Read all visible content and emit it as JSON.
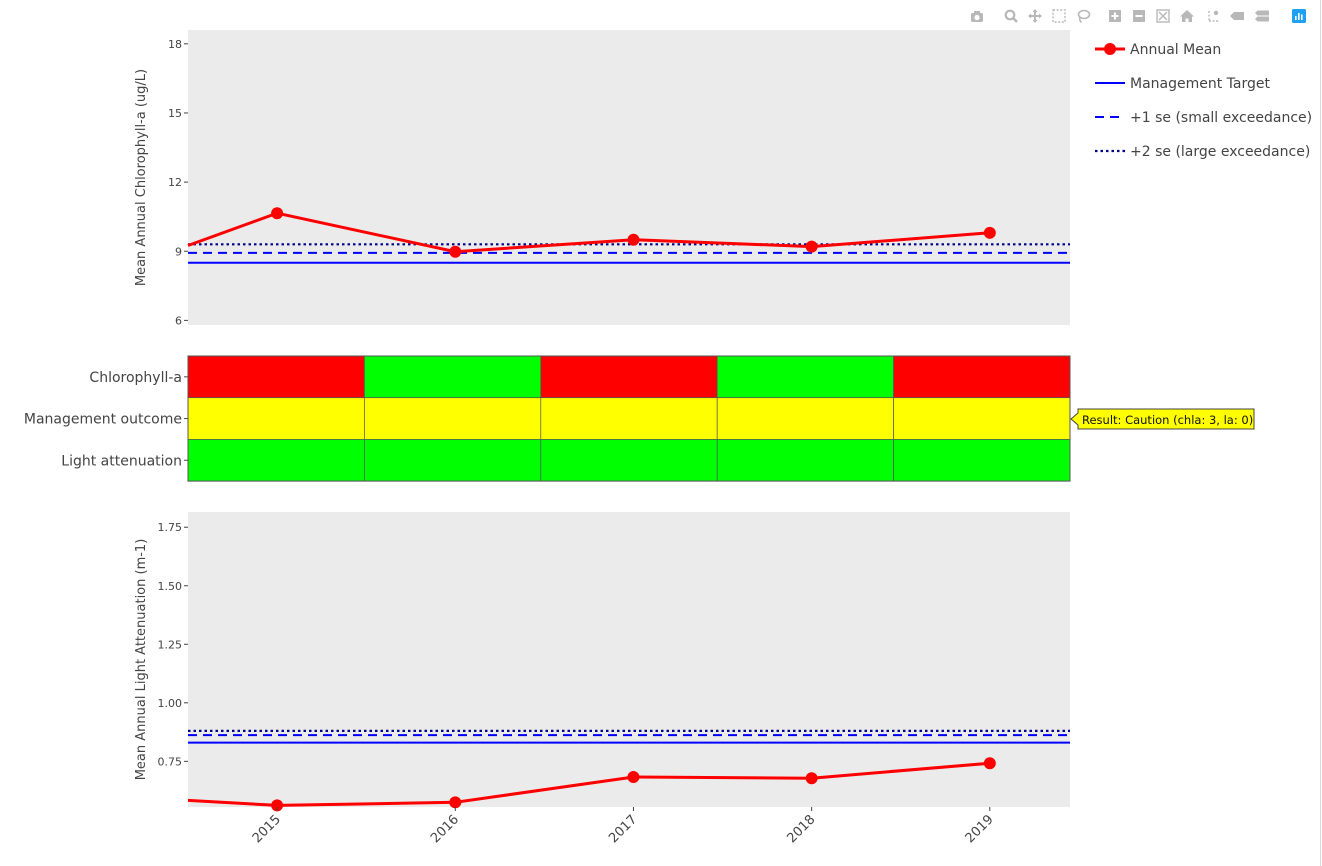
{
  "colors": {
    "annual_mean": "#ff0000",
    "target": "#0000ff",
    "se1": "#0000ff",
    "se2": "#00008b",
    "panel_bg": "#ebebeb",
    "red": "#ff0000",
    "green": "#00ff00",
    "yellow": "#ffff00",
    "tooltip_bg": "#ffff00",
    "modebar_icon": "#b8b8b8",
    "modebar_logo": "#1ea1f2"
  },
  "modebar": [
    {
      "name": "download-plot-camera-icon",
      "icon": "camera"
    },
    {
      "name": "zoom-icon",
      "icon": "magnifier"
    },
    {
      "name": "pan-icon",
      "icon": "move"
    },
    {
      "name": "box-select-icon",
      "icon": "dashed-box"
    },
    {
      "name": "lasso-select-icon",
      "icon": "lasso"
    },
    {
      "name": "zoom-in-icon",
      "icon": "plus-box"
    },
    {
      "name": "zoom-out-icon",
      "icon": "minus-box"
    },
    {
      "name": "autoscale-icon",
      "icon": "expand-box"
    },
    {
      "name": "reset-axes-icon",
      "icon": "home"
    },
    {
      "name": "toggle-spike-lines-icon",
      "icon": "spikelines"
    },
    {
      "name": "hover-closest-icon",
      "icon": "tag"
    },
    {
      "name": "hover-compare-icon",
      "icon": "double-tag"
    },
    {
      "name": "plotly-logo-icon",
      "icon": "plotly-logo"
    }
  ],
  "legend": [
    {
      "label": "Annual Mean",
      "style": "line-marker"
    },
    {
      "label": "Management Target",
      "style": "solid"
    },
    {
      "label": "+1 se (small exceedance)",
      "style": "dash"
    },
    {
      "label": "+2 se (large exceedance)",
      "style": "dot"
    }
  ],
  "tooltip": {
    "text": "Result: Caution (chla: 3, la: 0)"
  },
  "chart_data": [
    {
      "type": "line",
      "ylabel": "Mean Annual Chlorophyll-a (ug/L)",
      "ylim": [
        5.8,
        18.6
      ],
      "yticks": [
        6,
        9,
        12,
        15,
        18
      ],
      "yticklabels": [
        "6",
        "9",
        "12",
        "15",
        "18"
      ],
      "xlim": [
        2014.5,
        2019.45
      ],
      "x": [
        2015,
        2016,
        2017,
        2018,
        2019
      ],
      "series": [
        {
          "name": "Annual Mean",
          "x": [
            2014.5,
            2015,
            2016,
            2017,
            2018,
            2019
          ],
          "values": [
            9.25,
            10.65,
            8.98,
            9.5,
            9.2,
            9.8
          ],
          "marker_x": [
            2015,
            2016,
            2017,
            2018,
            2019
          ],
          "marker_values": [
            10.65,
            8.98,
            9.5,
            9.2,
            9.8
          ]
        },
        {
          "name": "Management Target",
          "value": 8.5
        },
        {
          "name": "+1 se (small exceedance)",
          "value": 8.93
        },
        {
          "name": "+2 se (large exceedance)",
          "value": 9.3
        }
      ]
    },
    {
      "type": "heatmap",
      "rows": [
        "Chlorophyll-a",
        "Management outcome",
        "Light attenuation"
      ],
      "x": [
        2015,
        2016,
        2017,
        2018,
        2019
      ],
      "cells": [
        [
          "red",
          "green",
          "red",
          "green",
          "red"
        ],
        [
          "yellow",
          "yellow",
          "yellow",
          "yellow",
          "yellow"
        ],
        [
          "green",
          "green",
          "green",
          "green",
          "green"
        ]
      ]
    },
    {
      "type": "line",
      "ylabel": "Mean Annual Light Attenuation (m-1)",
      "ylim": [
        0.555,
        1.815
      ],
      "yticks": [
        0.75,
        1.0,
        1.25,
        1.5,
        1.75
      ],
      "yticklabels": [
        "0.75",
        "1.00",
        "1.25",
        "1.50",
        "1.75"
      ],
      "xlim": [
        2014.5,
        2019.45
      ],
      "x": [
        2015,
        2016,
        2017,
        2018,
        2019
      ],
      "xticklabels": [
        "2015",
        "2016",
        "2017",
        "2018",
        "2019"
      ],
      "series": [
        {
          "name": "Annual Mean",
          "x": [
            2014.5,
            2015,
            2016,
            2017,
            2018,
            2019
          ],
          "values": [
            0.583,
            0.562,
            0.575,
            0.683,
            0.678,
            0.742
          ],
          "marker_x": [
            2015,
            2016,
            2017,
            2018,
            2019
          ],
          "marker_values": [
            0.562,
            0.575,
            0.683,
            0.678,
            0.742
          ]
        },
        {
          "name": "Management Target",
          "value": 0.83
        },
        {
          "name": "+1 se (small exceedance)",
          "value": 0.862
        },
        {
          "name": "+2 se (large exceedance)",
          "value": 0.88
        }
      ]
    }
  ]
}
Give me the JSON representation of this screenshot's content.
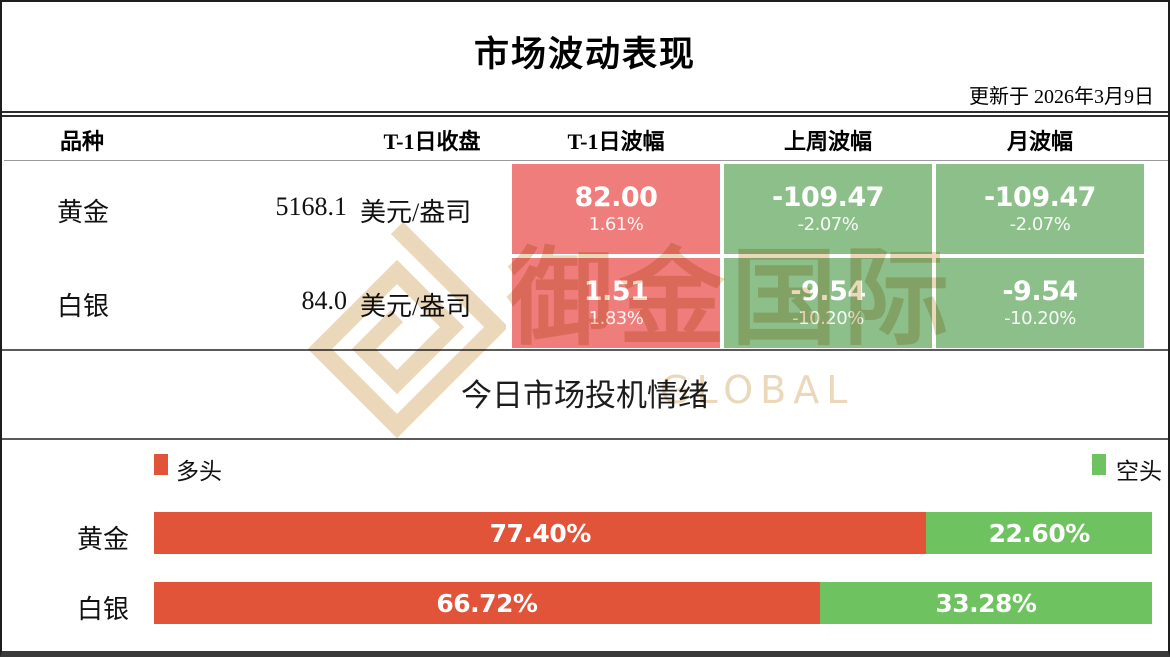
{
  "colors": {
    "table_red": "#ee7d7b",
    "table_green": "#8dbf8b",
    "bar_red": "#e2543a",
    "bar_green": "#6fc260",
    "watermark_gold": "#d9b37a"
  },
  "header": {
    "title": "市场波动表现",
    "updated": "更新于 2026年3月9日"
  },
  "table": {
    "columns": {
      "variety": "品种",
      "close": "T-1日收盘",
      "t1_range": "T-1日波幅",
      "week_range": "上周波幅",
      "month_range": "月波幅"
    },
    "rows": [
      {
        "name": "黄金",
        "close": "5168.1",
        "unit": "美元/盎司",
        "t1": {
          "value": "82.00",
          "pct": "1.61%"
        },
        "week": {
          "value": "-109.47",
          "pct": "-2.07%"
        },
        "month": {
          "value": "-109.47",
          "pct": "-2.07%"
        }
      },
      {
        "name": "白银",
        "close": "84.0",
        "unit": "美元/盎司",
        "t1": {
          "value": "1.51",
          "pct": "1.83%"
        },
        "week": {
          "value": "-9.54",
          "pct": "-10.20%"
        },
        "month": {
          "value": "-9.54",
          "pct": "-10.20%"
        }
      }
    ]
  },
  "watermark": {
    "cn_text": "御金国际",
    "en_text": "GLOBAL"
  },
  "sentiment": {
    "title": "今日市场投机情绪",
    "legend": {
      "long": "多头",
      "short": "空头"
    },
    "bars": [
      {
        "name": "黄金",
        "long_pct": 77.4,
        "short_pct": 22.6,
        "long_label": "77.40%",
        "short_label": "22.60%"
      },
      {
        "name": "白银",
        "long_pct": 66.72,
        "short_pct": 33.28,
        "long_label": "66.72%",
        "short_label": "33.28%"
      }
    ]
  },
  "chart_data": [
    {
      "type": "table",
      "title": "市场波动表现",
      "updated": "更新于 2026年3月9日",
      "columns": [
        "品种",
        "T-1日收盘",
        "T-1日波幅",
        "上周波幅",
        "月波幅"
      ],
      "rows": [
        [
          "黄金",
          "5168.1 美元/盎司",
          "82.00 (1.61%)",
          "-109.47 (-2.07%)",
          "-109.47 (-2.07%)"
        ],
        [
          "白银",
          "84.0 美元/盎司",
          "1.51 (1.83%)",
          "-9.54 (-10.20%)",
          "-9.54 (-10.20%)"
        ]
      ],
      "cell_tones": [
        [
          "none",
          "none",
          "red",
          "green",
          "green"
        ],
        [
          "none",
          "none",
          "red",
          "green",
          "green"
        ]
      ]
    },
    {
      "type": "bar",
      "subtype": "stacked-horizontal",
      "title": "今日市场投机情绪",
      "categories": [
        "黄金",
        "白银"
      ],
      "series": [
        {
          "name": "多头",
          "color": "#e2543a",
          "values": [
            77.4,
            66.72
          ]
        },
        {
          "name": "空头",
          "color": "#6fc260",
          "values": [
            22.6,
            33.28
          ]
        }
      ],
      "unit": "%",
      "xlim": [
        0,
        100
      ],
      "legend_position": "top"
    }
  ]
}
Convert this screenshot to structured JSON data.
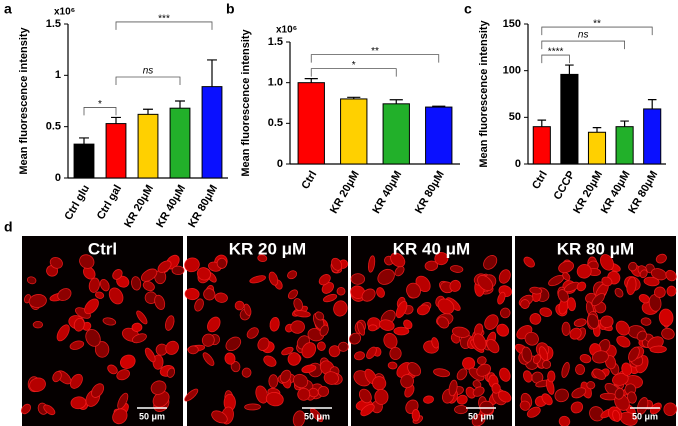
{
  "chart_data": [
    {
      "type": "bar",
      "panel": "a",
      "y_multiplier": "x10⁶",
      "ylabel": "Mean fluorescence intensity",
      "categories": [
        "Ctrl glu",
        "Ctrl gal",
        "KR 20μM",
        "KR 40μM",
        "KR 80μM"
      ],
      "values": [
        0.33,
        0.53,
        0.62,
        0.68,
        0.89
      ],
      "errors": [
        0.06,
        0.06,
        0.05,
        0.07,
        0.26
      ],
      "colors": [
        "#000000",
        "#ff0000",
        "#ffd000",
        "#22b02a",
        "#0a10ff"
      ],
      "ylim": [
        0,
        1.5
      ],
      "yticks": [
        0,
        0.5,
        1,
        1.5
      ],
      "annotations": [
        {
          "text": "*",
          "from": 0,
          "to": 1
        },
        {
          "text": "ns",
          "from": 1,
          "to": 3
        },
        {
          "text": "***",
          "from": 1,
          "to": 4
        }
      ]
    },
    {
      "type": "bar",
      "panel": "b",
      "y_multiplier": "x10⁶",
      "ylabel": "Mean fluorescence intensity",
      "categories": [
        "Ctrl",
        "KR 20μM",
        "KR 40μM",
        "KR 80μM"
      ],
      "values": [
        1.0,
        0.8,
        0.74,
        0.7
      ],
      "errors": [
        0.05,
        0.02,
        0.05,
        0.01
      ],
      "colors": [
        "#ff0000",
        "#ffd000",
        "#22b02a",
        "#0a10ff"
      ],
      "ylim": [
        0,
        1.5
      ],
      "yticks": [
        0,
        0.5,
        {
          "value": 1,
          "label": "1.0"
        },
        1.5
      ],
      "annotations": [
        {
          "text": "*",
          "from": 0,
          "to": 2
        },
        {
          "text": "**",
          "from": 0,
          "to": 3
        }
      ]
    },
    {
      "type": "bar",
      "panel": "c",
      "ylabel": "Mean fluorescence intensity",
      "categories": [
        "Ctrl",
        "CCCP",
        "KR 20μM",
        "KR 40μM",
        "KR 80μM"
      ],
      "values": [
        40,
        96,
        34,
        40,
        59
      ],
      "errors": [
        7,
        10,
        5,
        6,
        10
      ],
      "colors": [
        "#ff0000",
        "#000000",
        "#ffd000",
        "#22b02a",
        "#0a10ff"
      ],
      "ylim": [
        0,
        150
      ],
      "yticks": [
        0,
        50,
        100,
        150
      ],
      "annotations": [
        {
          "text": "****",
          "from": 0,
          "to": 1
        },
        {
          "text": "ns",
          "from": 0,
          "to": 3
        },
        {
          "text": "**",
          "from": 0,
          "to": 4
        }
      ]
    }
  ],
  "panel_d": {
    "label": "d",
    "images": [
      {
        "title": "Ctrl",
        "scale_bar": "50 μm"
      },
      {
        "title": "KR 20 μM",
        "scale_bar": "50 μm"
      },
      {
        "title": "KR 40 μM",
        "scale_bar": "50 μm"
      },
      {
        "title": "KR 80 μM",
        "scale_bar": "50 μm"
      }
    ]
  }
}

#### EXERCISE GOAL:
Only lines with the string "updated" belong in your answer; copy each one.

#### RESULT OF THIS EXERCISE:
    "updated": "更新于 2026年3月9日"
      "updated": "更新于 2026年3月9日",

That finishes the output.